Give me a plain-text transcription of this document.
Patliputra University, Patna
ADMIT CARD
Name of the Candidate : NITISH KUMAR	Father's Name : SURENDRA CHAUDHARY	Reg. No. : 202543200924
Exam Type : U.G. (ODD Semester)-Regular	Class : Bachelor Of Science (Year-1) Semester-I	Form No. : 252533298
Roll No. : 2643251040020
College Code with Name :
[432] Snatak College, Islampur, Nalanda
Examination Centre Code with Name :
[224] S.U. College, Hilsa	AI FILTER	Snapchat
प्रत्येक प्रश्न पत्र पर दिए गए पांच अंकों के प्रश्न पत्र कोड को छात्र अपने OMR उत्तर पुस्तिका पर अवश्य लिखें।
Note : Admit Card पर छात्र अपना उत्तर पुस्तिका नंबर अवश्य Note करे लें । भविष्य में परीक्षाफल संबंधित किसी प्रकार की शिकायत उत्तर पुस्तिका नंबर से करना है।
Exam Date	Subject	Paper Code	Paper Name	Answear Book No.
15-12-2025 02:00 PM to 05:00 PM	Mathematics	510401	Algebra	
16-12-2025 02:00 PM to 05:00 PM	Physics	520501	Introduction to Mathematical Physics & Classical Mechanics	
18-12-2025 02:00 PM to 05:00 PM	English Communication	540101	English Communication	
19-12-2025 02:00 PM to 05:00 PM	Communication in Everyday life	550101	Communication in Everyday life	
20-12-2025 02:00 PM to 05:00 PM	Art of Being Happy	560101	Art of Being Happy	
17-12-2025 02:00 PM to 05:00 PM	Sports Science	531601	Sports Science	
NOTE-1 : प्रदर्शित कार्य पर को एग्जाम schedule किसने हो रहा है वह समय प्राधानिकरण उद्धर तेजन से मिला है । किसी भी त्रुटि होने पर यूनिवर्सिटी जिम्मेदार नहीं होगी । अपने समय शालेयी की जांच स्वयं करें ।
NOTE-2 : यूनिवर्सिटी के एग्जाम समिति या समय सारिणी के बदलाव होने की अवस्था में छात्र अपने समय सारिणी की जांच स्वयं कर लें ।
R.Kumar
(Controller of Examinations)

# STATED GOAL
Search the data for "College". Copy every line that has it.

# TASK RESPONSE
College Code with Name :
[432] Snatak College, Islampur, Nalanda
[224] S.U. College, Hilsa	AI FILTER	Snapchat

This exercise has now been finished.